## WORK TO COMPLETE
A line counts if it contains the word "городѣ" at least once. State how many such lines the records contain, giving the number alone.

## INPUT ROWS
#####

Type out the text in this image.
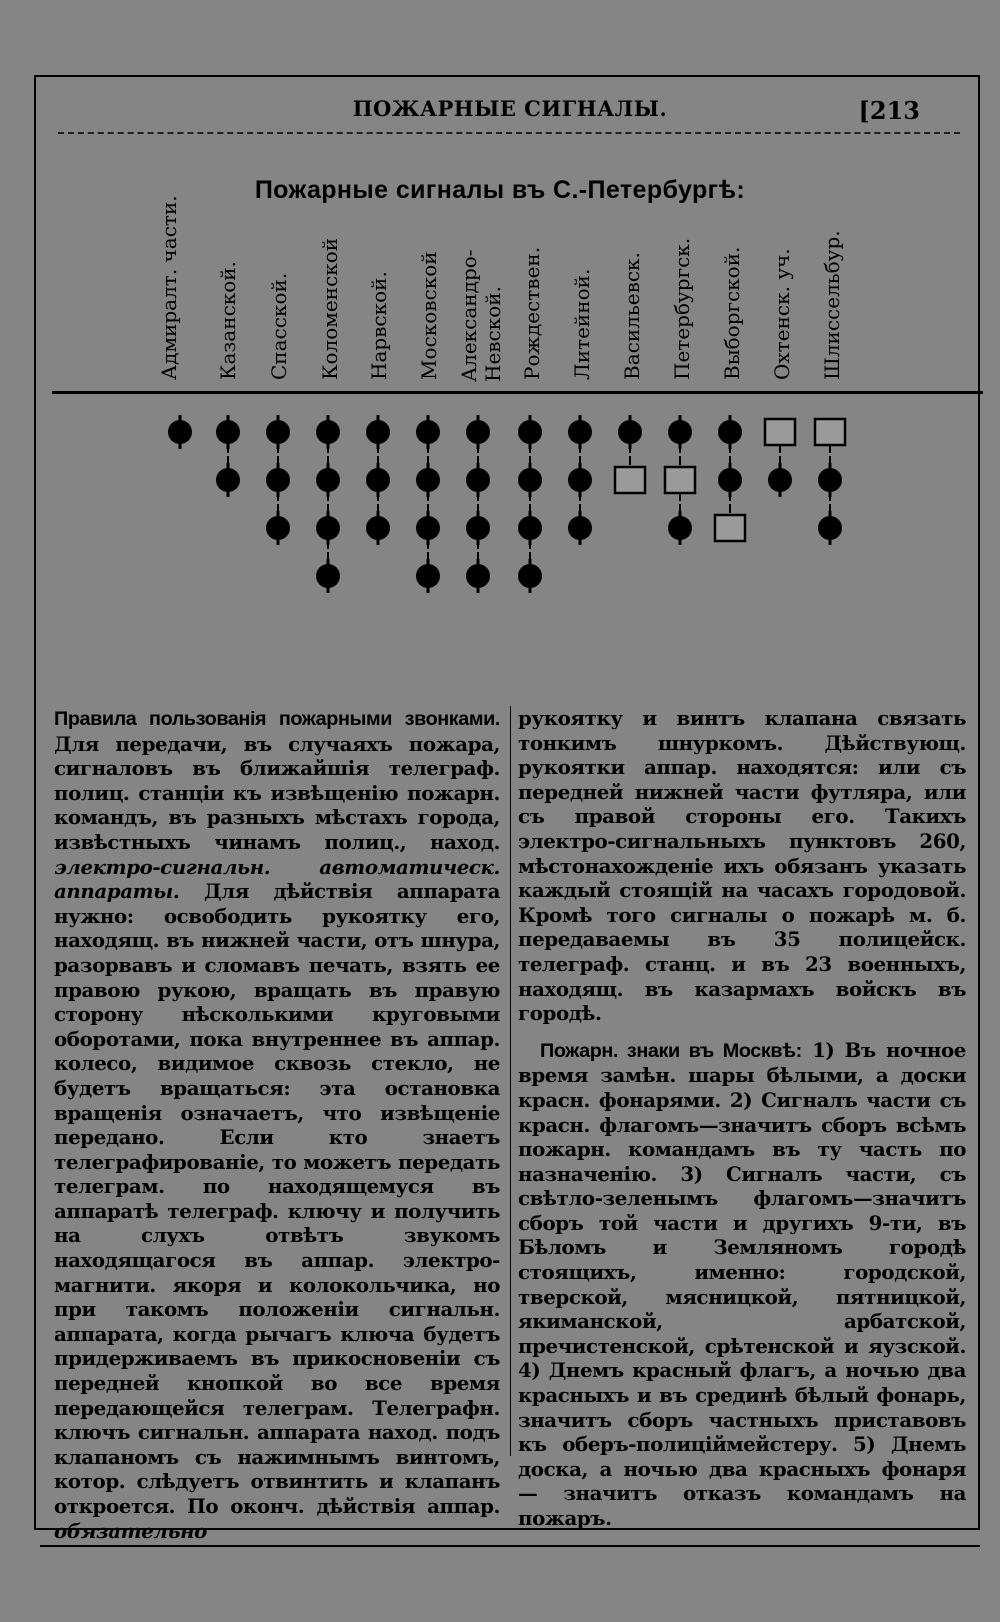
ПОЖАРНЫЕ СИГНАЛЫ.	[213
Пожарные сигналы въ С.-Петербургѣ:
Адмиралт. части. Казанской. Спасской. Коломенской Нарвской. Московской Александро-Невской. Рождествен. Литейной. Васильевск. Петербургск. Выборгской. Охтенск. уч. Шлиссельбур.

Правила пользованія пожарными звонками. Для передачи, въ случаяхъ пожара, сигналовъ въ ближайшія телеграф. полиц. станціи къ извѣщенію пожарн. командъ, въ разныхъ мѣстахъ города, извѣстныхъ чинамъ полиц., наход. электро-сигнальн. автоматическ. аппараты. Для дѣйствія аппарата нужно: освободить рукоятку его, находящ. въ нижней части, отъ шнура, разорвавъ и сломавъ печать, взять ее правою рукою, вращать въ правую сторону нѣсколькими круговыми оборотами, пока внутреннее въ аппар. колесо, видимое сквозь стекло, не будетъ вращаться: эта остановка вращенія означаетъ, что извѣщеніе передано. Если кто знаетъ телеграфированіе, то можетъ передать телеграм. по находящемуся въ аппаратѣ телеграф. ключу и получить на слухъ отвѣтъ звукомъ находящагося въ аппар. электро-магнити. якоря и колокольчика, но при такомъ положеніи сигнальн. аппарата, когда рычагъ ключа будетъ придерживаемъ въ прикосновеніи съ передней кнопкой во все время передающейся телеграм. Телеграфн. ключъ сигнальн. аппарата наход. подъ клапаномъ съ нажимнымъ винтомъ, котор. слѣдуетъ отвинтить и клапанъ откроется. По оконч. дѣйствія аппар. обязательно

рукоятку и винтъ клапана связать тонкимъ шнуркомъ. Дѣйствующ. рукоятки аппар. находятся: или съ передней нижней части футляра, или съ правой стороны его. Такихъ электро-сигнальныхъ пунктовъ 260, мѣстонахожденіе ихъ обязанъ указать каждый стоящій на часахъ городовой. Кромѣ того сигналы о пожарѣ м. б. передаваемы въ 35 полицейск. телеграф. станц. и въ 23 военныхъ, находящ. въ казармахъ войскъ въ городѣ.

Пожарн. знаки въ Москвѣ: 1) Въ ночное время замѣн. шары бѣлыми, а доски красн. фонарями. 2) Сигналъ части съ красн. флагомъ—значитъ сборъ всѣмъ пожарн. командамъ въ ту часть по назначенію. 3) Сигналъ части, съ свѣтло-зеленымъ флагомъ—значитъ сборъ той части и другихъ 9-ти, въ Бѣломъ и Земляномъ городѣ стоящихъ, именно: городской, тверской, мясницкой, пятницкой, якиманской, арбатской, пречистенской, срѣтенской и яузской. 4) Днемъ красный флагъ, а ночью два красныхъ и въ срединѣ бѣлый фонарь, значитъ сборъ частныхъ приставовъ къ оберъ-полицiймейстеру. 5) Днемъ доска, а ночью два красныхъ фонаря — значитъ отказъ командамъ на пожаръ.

#####

## TASK RESPONSE
2